→ **Aim of the task**
Pick out all lines of the entries that include the word "time" and copy them.

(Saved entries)
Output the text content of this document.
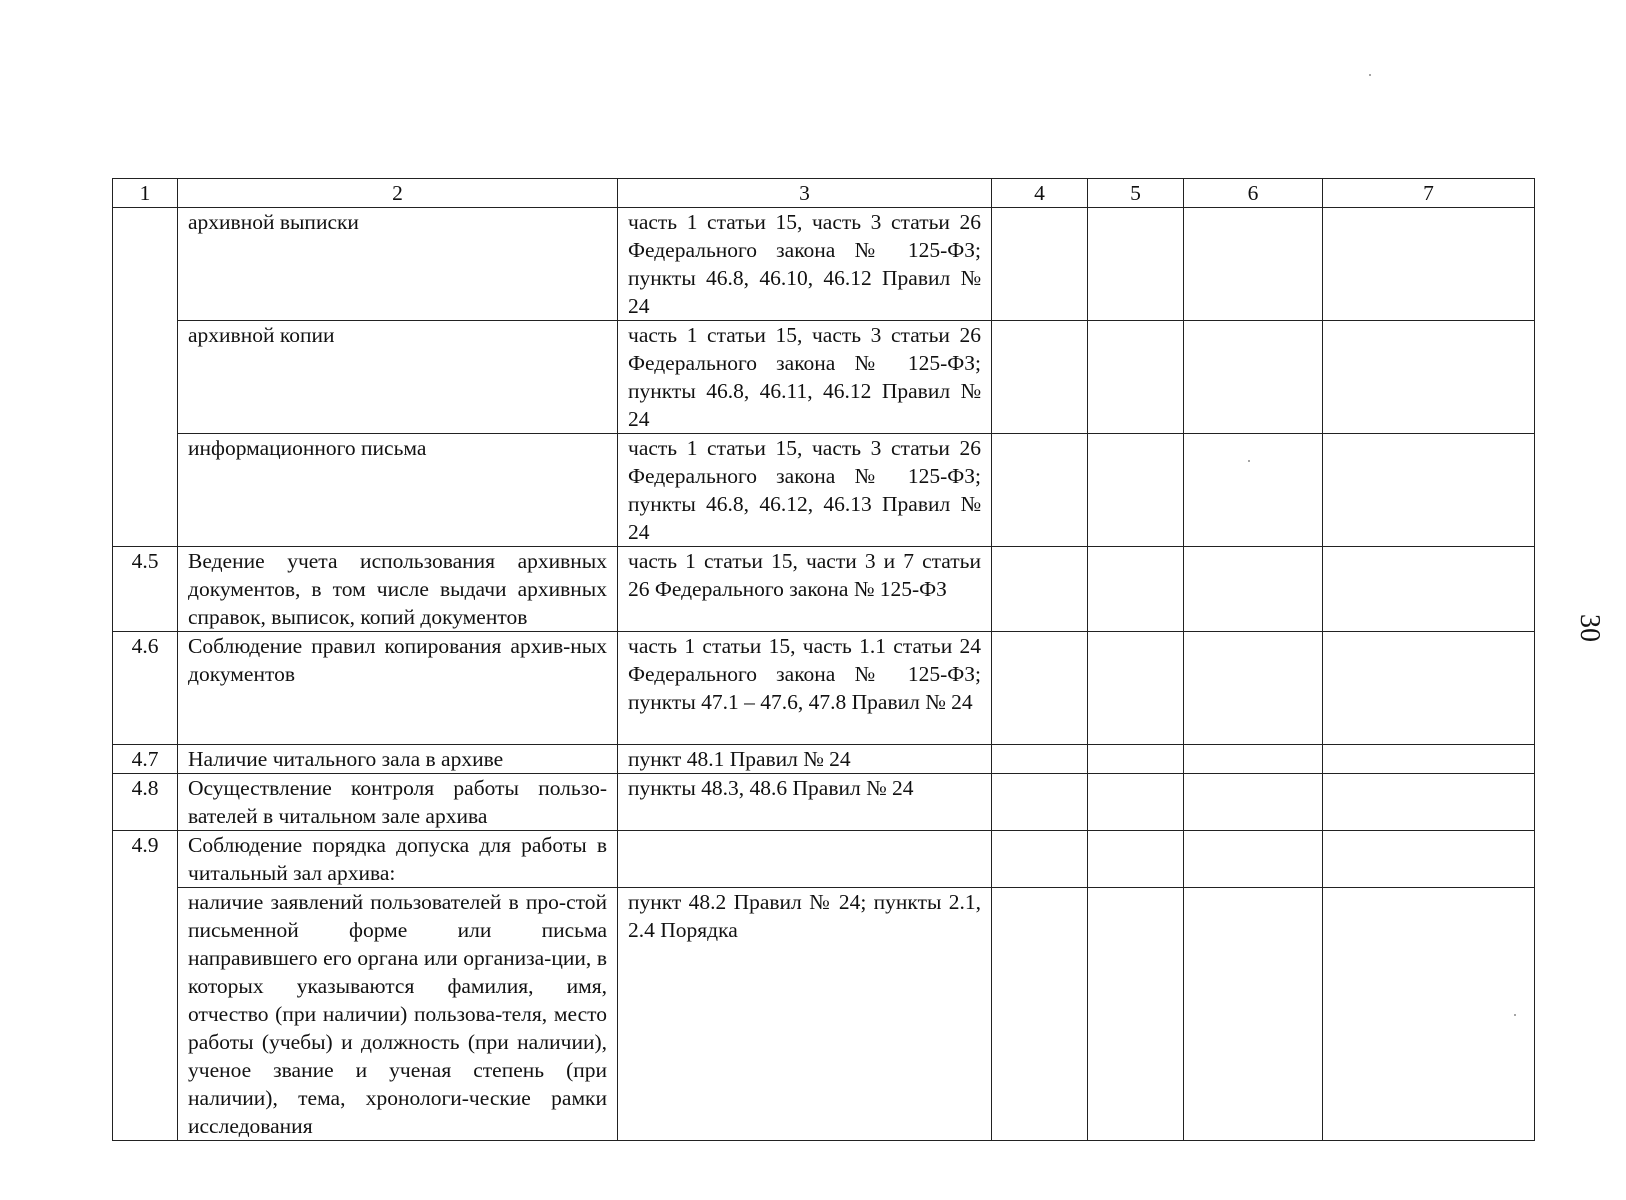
1	2	3	4	5	6	7
	архивной выписки	часть 1 статьи 15, часть 3 статьи 26 Федерального закона № 125-ФЗ; пункты 46.8, 46.10, 46.12 Правил № 24				
	архивной копии	часть 1 статьи 15, часть 3 статьи 26 Федерального закона № 125-ФЗ; пункты 46.8, 46.11, 46.12 Правил № 24				
	информационного письма	часть 1 статьи 15, часть 3 статьи 26 Федерального закона № 125-ФЗ; пункты 46.8, 46.12, 46.13 Правил № 24				
4.5	Ведение учета использования архивных документов, в том числе выдачи архивных справок, выписок, копий документов	часть 1 статьи 15, части 3 и 7 статьи 26 Федерального закона № 125-ФЗ				
4.6	Соблюдение правил копирования архив-ных документов	часть 1 статьи 15, часть 1.1 статьи 24 Федерального закона № 125-ФЗ; пункты 47.1 – 47.6, 47.8 Правил № 24				
4.7	Наличие читального зала в архиве	пункт 48.1 Правил № 24				
4.8	Осуществление контроля работы пользо-вателей в читальном зале архива	пункты 48.3, 48.6 Правил № 24				
4.9	Соблюдение порядка допуска для работы в читальный зал архива:					
	наличие заявлений пользователей в про-стой письменной форме или письма направившего его органа или организа-ции, в которых указываются фамилия, имя, отчество (при наличии) пользова-теля, место работы (учебы) и должность (при наличии), ученое звание и ученая степень (при наличии), тема, хронологи-ческие рамки исследования	пункт 48.2 Правил № 24; пункты 2.1, 2.4 Порядка				
30
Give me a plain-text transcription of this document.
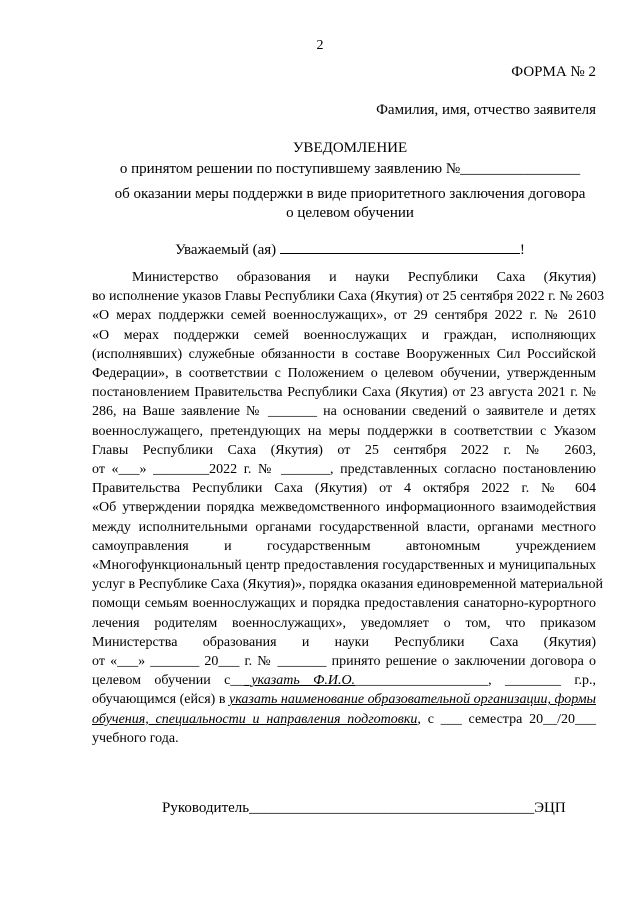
2
ФОРМА № 2
Фамилия, имя, отчество заявителя
УВЕДОМЛЕНИЕ
о принятом решении по поступившему заявлению №________________
об оказании меры поддержки в виде приоритетного заключения договора
о целевом обучении
Уважаемый (ая)	!
Министерство образования и науки Республики Саха (Якутия)
во исполнение указов Главы Республики Саха (Якутия) от 25 сентября 2022 г. № 2603
«О мерах поддержки семей военнослужащих», от 29 сентября 2022 г. № 2610
«О мерах поддержки семей военнослужащих и граждан, исполняющих
(исполнявших) служебные обязанности в составе Вооруженных Сил Российской
Федерации», в соответствии с Положением о целевом обучении, утвержденным
постановлением Правительства Республики Саха (Якутия) от 23 августа 2021 г. №
286, на Ваше заявление № _______ на основании сведений о заявителе и детях
военнослужащего, претендующих на меры поддержки в соответствии с Указом
Главы Республики Саха (Якутия) от 25 сентября 2022 г. № 2603,
от «___» ________2022 г. № _______, представленных согласно постановлению
Правительства Республики Саха (Якутия) от 4 октября 2022 г. № 604
«Об утверждении порядка межведомственного информационного взаимодействия
между исполнительными органами государственной власти, органами местного
самоуправления и государственным автономным учреждением
«Многофункциональный центр предоставления государственных и муниципальных
услуг в Республике Саха (Якутия)», порядка оказания единовременной материальной
помощи семьям военнослужащих и порядка предоставления санаторно-курортного
лечения родителям военнослужащих», уведомляет о том, что приказом
Министерства образования и науки Республики Саха (Якутия)
от «___» _______ 20___ г. № _______ принято решение о заключении договора о
целевом обучении с___указать Ф.И.О.___________________, ________ г.р.,
обучающимся (ейся) в указать наименование образовательной организации, формы
обучения, специальности и направления подготовки, с ___ семестра 20__/20___
учебного года.
Руководитель______________________________________ЭЦП
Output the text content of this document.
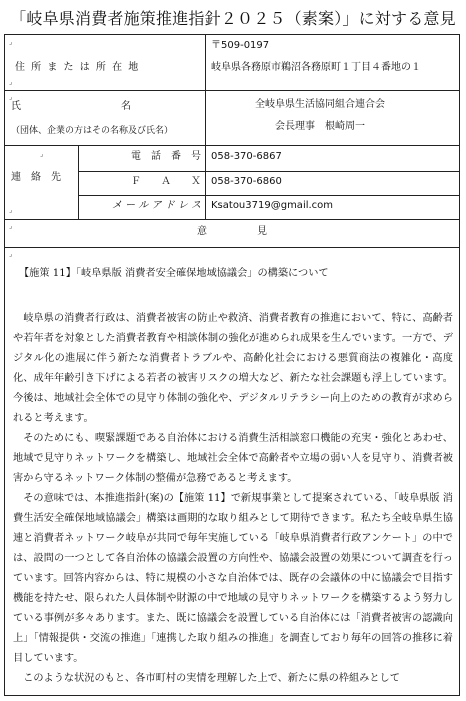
「岐阜県消費者施策推進指針２０２５（素案）」に対する意見
⌟
⌟
⌟
⌟
⌟
⌟
⌟
住 所 ま た は 所 在 地
〒509-0197
岐阜県各務原市鵜沼各務原町１丁目４番地の１
氏　　　　　　　　　　名
（団体、企業の方はその名称及び氏名）
全岐阜県生活協同組合連合会
会長理事　根崎周一
連　絡　先
電　話　番　号 058-370-6867
Ｆ　　Ａ　　Ｘ 058-370-6860
メ ー ル ア ド レ ス Ksatou3719@gmail.com
意　　　　　見
【施策 11】「岐阜県版 消費者安全確保地域協議会」の構築について

岐阜県の消費者行政は、消費者被害の防止や救済、消費者教育の推進において、特に、高齢者や若年者を対象とした消費者教育や相談体制の強化が進められ成果を生んでいます。一方で、デジタル化の進展に伴う新たな消費者トラブルや、高齢化社会における悪質商法の複雑化・高度化、成年年齢引き下げによる若者の被害リスクの増大など、新たな社会課題も浮上しています。今後は、地域社会全体での見守り体制の強化や、デジタルリテラシー向上のための教育が求められると考えます。

そのためにも、喫緊課題である自治体における消費生活相談窓口機能の充実・強化とあわせ、地域で見守りネットワークを構築し、地域社会全体で高齢者や立場の弱い人を見守り、消費者被害から守るネットワーク体制の整備が急務であると考えます。

その意味では、本推進指針(案)の【施策 11】で新規事業として提案されている、「岐阜県版 消費生活安全確保地域協議会」構築は画期的な取り組みとして期待できます。私たち全岐阜県生協連と消費者ネットワーク岐阜が共同で毎年実施している「岐阜県消費者行政アンケート」の中では、設問の一つとして各自治体の協議会設置の方向性や、協議会設置の効果について調査を行っています。回答内容からは、特に規模の小さな自治体では、既存の会議体の中に協議会で目指す機能を持たせ、限られた人員体制や財源の中で地域の見守りネットワークを構築するよう努力している事例が多々あります。また、既に協議会を設置している自治体には「消費者被害の認識向上」「情報提供・交流の推進」「連携した取り組みの推進」を調査しており毎年の回答の推移に着目しています。

このような状況のもと、各市町村の実情を理解した上で、新たに県の枠組みとして
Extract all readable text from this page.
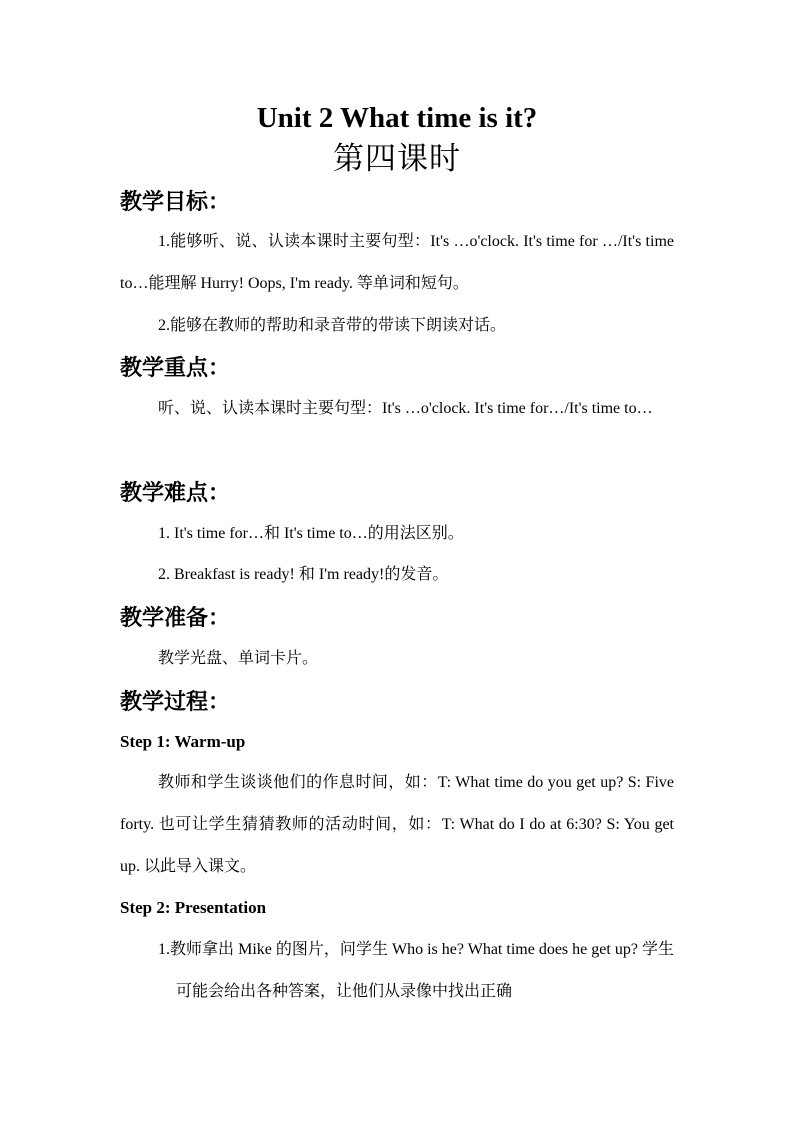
Unit 2 What time is it?
第四课时
教学目标：
1.能够听、说、认读本课时主要句型：It's …o'clock. It's time for …/It's time to…能理解 Hurry! Oops, I'm ready. 等单词和短句。
2.能够在教师的帮助和录音带的带读下朗读对话。
教学重点：
听、说、认读本课时主要句型：It's …o'clock. It's time for…/It's time to…
教学难点：
1. It's time for…和 It's time to…的用法区别。
2. Breakfast is ready! 和 I'm ready!的发音。
教学准备：
教学光盘、单词卡片。
教学过程：
Step 1: Warm-up
教师和学生谈谈他们的作息时间，如：T: What time do you get up? S: Five forty. 也可让学生猜猜教师的活动时间，如：T: What do I do at 6:30? S: You get up. 以此导入课文。
Step 2: Presentation
1.教师拿出 Mike 的图片，问学生 Who is he? What time does he get up? 学生可能会给出各种答案，让他们从录像中找出正确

→ **Complete response**
Unit 2 What time is it?
1.能够听、说、认读本课时主要句型：It's …o'clock. It's time for …/It's time to…能理解 Hurry! Oops, I'm ready. 等单词和短句。
听、说、认读本课时主要句型：It's …o'clock. It's time for…/It's time to…
1. It's time for…和 It's time to…的用法区别。
教师和学生谈谈他们的作息时间，如：T: What time do you get up? S: Five forty. 也可让学生猜猜教师的活动时间，如：T: What do I do at 6:30? S: You get up. 以此导入课文。
1.教师拿出 Mike 的图片，问学生 Who is he? What time does he get up? 学生可能会给出各种答案，让他们从录像中找出正确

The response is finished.